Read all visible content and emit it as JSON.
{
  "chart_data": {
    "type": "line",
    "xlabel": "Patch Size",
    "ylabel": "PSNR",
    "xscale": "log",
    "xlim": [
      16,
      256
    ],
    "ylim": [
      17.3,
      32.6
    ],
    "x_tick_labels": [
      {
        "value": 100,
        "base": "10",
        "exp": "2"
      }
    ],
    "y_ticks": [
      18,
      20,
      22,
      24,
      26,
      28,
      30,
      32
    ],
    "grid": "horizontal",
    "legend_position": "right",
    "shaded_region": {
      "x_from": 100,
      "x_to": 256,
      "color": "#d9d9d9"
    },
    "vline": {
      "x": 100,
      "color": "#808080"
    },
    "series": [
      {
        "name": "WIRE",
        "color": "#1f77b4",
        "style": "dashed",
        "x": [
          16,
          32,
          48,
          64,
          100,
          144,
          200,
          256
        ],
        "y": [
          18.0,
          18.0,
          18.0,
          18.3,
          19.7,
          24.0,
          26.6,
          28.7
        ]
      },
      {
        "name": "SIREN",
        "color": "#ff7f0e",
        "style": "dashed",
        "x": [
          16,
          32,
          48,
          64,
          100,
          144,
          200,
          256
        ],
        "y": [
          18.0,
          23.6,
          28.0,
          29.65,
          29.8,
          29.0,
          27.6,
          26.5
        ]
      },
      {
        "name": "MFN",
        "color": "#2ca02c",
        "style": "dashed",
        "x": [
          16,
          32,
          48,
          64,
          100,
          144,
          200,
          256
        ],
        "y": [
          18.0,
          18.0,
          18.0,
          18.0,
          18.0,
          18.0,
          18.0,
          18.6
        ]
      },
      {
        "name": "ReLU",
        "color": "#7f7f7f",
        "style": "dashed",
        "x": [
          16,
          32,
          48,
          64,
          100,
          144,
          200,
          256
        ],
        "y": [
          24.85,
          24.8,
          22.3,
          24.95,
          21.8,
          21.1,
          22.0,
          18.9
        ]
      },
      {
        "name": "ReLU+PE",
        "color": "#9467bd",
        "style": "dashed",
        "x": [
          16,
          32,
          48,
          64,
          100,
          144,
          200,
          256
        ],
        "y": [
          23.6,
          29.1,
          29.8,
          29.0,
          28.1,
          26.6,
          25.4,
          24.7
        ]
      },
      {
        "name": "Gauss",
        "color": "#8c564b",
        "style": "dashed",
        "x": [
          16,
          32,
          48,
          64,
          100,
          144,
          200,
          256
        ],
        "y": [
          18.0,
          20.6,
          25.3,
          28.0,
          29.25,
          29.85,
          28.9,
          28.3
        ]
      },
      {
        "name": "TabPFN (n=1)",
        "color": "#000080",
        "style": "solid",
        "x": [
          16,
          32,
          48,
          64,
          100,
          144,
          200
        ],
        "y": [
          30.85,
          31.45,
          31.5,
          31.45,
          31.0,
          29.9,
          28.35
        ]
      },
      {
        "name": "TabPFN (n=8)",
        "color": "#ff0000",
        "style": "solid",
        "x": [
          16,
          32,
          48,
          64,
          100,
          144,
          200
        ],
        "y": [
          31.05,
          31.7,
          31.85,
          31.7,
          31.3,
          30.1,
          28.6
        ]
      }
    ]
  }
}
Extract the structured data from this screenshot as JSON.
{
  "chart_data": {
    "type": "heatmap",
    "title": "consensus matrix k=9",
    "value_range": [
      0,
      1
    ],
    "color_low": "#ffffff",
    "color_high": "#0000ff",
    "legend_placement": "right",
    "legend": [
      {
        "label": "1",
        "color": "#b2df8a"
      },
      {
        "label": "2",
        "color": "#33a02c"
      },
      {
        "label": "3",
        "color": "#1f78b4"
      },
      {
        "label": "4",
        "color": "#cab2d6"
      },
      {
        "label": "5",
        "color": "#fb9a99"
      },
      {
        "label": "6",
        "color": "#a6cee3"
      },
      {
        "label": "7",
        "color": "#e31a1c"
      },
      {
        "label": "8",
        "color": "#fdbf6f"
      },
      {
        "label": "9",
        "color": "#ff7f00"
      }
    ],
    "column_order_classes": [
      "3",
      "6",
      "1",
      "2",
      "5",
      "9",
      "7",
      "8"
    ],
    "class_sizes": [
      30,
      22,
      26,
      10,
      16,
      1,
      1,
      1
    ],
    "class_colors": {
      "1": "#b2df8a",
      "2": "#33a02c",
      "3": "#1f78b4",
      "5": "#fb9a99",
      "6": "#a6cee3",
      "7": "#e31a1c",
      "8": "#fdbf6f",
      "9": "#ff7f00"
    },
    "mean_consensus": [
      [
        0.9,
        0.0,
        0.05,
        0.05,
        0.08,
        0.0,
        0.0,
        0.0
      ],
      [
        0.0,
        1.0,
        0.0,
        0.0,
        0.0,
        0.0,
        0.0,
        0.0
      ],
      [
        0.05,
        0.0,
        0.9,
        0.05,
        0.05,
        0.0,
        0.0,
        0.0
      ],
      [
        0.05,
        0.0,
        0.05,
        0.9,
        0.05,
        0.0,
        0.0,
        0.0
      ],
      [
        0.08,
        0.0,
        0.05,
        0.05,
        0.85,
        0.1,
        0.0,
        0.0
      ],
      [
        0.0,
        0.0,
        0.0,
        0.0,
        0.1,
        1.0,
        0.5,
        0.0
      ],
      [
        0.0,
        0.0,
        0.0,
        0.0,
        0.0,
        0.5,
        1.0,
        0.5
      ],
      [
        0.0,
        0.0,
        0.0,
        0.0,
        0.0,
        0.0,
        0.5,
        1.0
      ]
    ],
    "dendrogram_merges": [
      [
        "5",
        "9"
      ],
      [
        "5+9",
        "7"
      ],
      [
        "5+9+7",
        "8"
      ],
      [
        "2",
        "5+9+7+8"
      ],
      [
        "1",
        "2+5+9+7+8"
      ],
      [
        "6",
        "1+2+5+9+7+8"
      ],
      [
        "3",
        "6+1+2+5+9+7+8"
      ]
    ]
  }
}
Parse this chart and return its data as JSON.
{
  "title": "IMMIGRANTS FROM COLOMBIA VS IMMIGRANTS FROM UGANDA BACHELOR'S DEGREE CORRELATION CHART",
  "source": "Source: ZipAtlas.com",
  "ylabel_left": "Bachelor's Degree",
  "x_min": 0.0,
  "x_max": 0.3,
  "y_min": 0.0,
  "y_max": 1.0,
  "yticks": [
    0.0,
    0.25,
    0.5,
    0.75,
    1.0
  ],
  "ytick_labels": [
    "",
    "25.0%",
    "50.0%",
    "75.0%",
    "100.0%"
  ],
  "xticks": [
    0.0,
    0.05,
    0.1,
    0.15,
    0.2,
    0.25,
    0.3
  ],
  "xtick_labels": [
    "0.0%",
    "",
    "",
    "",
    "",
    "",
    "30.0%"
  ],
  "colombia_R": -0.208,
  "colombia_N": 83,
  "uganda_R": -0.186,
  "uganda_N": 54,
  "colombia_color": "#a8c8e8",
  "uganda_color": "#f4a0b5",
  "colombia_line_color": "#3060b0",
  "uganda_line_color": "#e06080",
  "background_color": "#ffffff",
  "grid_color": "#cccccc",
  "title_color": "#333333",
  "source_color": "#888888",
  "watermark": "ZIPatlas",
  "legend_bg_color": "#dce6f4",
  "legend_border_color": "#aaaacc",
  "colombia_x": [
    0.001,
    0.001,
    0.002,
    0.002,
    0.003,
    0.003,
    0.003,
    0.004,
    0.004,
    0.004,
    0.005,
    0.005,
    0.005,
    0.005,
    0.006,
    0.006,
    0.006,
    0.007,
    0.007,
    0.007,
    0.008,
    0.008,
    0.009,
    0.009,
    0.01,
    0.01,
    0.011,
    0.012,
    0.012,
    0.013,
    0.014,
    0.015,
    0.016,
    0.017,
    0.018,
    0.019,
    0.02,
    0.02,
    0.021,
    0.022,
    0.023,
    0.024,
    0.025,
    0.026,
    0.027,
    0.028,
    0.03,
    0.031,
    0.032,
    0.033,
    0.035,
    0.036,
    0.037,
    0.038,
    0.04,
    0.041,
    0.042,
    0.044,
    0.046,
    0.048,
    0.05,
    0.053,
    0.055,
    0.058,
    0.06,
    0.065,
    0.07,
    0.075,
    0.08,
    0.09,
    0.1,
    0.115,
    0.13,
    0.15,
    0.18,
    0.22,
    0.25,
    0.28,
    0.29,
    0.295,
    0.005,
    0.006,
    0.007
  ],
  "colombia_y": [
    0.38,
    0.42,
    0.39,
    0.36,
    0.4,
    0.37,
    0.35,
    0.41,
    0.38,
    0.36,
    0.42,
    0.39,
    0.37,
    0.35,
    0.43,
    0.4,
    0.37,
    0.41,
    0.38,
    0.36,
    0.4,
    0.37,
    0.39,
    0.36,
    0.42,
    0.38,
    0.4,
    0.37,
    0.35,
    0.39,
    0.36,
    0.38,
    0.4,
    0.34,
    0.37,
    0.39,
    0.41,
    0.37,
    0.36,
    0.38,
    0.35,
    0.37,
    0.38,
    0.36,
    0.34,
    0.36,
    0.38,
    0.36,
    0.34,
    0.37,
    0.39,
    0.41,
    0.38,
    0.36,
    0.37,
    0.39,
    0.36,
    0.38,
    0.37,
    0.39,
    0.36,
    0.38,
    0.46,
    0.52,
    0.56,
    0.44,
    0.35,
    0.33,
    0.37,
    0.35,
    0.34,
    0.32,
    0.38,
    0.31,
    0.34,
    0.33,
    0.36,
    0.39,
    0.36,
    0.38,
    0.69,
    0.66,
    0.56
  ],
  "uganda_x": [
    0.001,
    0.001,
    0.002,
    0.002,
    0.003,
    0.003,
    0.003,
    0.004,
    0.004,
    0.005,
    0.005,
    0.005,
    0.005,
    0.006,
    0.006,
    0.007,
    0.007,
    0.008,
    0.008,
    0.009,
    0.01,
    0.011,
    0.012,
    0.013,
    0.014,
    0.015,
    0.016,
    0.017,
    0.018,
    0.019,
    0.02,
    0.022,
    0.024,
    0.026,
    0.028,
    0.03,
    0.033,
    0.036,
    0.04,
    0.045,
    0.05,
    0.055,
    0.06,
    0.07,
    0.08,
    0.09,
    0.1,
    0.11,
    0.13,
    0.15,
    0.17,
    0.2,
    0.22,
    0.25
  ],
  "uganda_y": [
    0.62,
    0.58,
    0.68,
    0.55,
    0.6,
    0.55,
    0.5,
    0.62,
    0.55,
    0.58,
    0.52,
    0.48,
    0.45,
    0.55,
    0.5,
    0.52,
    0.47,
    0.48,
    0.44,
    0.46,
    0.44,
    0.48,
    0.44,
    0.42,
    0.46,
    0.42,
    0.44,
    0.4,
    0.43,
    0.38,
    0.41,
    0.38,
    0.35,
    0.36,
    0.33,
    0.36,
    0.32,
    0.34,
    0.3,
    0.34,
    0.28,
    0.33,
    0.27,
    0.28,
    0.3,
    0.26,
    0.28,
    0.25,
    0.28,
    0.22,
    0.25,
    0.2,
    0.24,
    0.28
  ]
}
··········
- **Request**: Tally the lines in the records above that contain the word "name", and give only that number.

- **Full response**: 8